» **Dataset items**:
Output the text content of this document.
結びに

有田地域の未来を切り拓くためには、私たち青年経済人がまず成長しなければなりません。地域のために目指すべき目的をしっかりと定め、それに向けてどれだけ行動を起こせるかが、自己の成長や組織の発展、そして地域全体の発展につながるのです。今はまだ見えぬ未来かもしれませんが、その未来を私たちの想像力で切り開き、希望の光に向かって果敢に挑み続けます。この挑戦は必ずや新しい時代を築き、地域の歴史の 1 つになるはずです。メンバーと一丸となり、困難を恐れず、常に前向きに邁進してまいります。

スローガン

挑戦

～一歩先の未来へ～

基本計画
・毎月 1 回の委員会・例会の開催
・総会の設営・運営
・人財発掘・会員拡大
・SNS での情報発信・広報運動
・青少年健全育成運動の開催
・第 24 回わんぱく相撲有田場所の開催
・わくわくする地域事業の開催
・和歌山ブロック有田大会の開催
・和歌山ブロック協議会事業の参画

...

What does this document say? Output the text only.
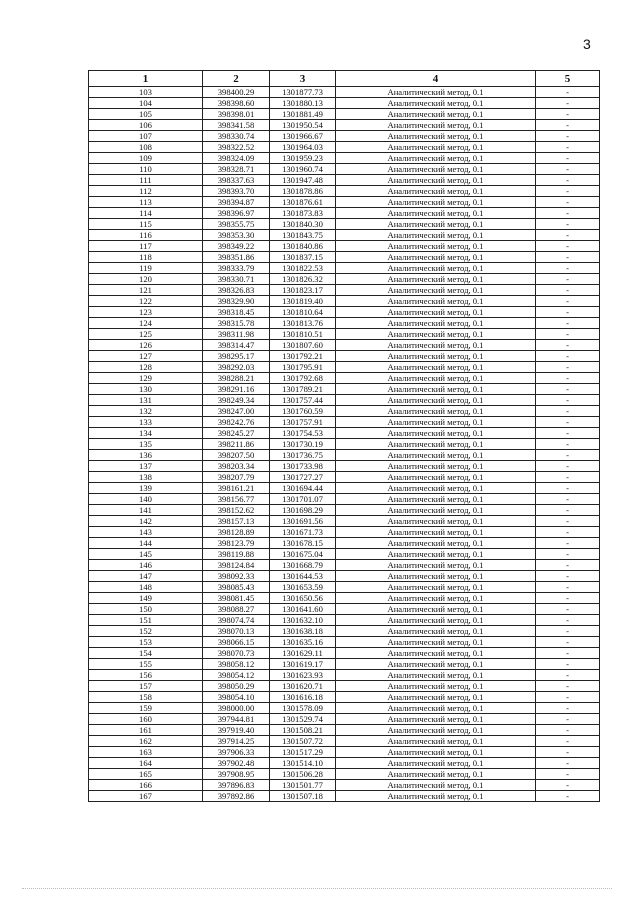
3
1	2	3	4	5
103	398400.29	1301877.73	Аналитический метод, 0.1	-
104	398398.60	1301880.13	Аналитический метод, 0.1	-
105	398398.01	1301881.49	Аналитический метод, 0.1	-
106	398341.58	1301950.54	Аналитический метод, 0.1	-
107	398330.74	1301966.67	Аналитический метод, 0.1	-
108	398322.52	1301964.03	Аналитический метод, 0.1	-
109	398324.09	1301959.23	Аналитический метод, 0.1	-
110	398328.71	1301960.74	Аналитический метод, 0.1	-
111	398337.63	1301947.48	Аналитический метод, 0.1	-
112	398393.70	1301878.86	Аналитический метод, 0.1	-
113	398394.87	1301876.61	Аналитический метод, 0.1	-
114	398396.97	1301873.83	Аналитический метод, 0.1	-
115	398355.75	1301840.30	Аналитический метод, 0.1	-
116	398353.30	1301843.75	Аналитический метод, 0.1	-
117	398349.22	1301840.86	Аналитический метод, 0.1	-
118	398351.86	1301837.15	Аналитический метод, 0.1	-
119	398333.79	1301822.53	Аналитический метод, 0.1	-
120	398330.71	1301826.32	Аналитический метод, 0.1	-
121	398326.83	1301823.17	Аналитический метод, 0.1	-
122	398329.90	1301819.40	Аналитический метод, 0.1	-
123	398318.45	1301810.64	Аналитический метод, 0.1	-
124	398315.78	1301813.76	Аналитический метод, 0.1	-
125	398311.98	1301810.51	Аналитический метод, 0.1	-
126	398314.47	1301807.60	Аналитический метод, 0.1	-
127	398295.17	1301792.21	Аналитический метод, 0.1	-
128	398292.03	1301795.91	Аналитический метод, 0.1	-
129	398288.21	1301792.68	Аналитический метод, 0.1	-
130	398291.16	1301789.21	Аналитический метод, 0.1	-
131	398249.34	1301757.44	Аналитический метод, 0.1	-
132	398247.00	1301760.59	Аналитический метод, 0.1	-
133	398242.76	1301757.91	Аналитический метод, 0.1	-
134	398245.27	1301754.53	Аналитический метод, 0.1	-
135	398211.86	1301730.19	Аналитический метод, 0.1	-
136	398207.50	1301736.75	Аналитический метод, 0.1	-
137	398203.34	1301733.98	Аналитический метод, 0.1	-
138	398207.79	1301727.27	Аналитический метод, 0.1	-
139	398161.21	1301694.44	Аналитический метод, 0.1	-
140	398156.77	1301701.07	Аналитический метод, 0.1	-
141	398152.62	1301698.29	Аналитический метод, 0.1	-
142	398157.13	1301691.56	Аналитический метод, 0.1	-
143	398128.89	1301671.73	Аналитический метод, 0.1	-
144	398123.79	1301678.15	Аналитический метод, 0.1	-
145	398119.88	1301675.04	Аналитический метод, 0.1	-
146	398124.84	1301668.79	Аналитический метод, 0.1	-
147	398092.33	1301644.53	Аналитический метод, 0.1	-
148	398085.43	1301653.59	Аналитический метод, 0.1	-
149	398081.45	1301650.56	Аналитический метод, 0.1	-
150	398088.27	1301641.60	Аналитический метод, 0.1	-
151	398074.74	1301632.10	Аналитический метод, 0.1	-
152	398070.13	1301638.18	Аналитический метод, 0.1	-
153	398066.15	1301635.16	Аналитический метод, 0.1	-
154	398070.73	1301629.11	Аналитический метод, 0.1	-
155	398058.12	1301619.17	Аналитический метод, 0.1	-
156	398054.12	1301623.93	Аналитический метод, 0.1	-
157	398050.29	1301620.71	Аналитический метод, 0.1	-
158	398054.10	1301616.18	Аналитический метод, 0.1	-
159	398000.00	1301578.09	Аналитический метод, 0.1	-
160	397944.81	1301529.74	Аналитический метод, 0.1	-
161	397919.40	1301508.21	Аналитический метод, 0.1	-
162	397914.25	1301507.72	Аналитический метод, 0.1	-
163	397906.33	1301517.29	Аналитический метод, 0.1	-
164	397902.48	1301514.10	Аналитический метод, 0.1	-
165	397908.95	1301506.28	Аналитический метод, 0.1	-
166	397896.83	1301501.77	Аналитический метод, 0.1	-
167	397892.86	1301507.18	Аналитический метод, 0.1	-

---

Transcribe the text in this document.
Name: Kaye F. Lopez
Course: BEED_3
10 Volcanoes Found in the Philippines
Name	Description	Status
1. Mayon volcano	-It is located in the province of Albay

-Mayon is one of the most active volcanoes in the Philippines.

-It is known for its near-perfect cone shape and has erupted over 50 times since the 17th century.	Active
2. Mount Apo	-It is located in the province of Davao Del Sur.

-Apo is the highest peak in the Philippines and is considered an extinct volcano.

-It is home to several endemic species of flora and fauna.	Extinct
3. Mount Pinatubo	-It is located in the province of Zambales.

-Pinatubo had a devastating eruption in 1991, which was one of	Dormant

» **WHAT YOU ARE ASKED TO DO**:
Using the material above, gather every line that includes "Output".

» **SOLUTION TO THIS PROBLEM**:
Output the text content of this document.
What does this document say? Output the text only.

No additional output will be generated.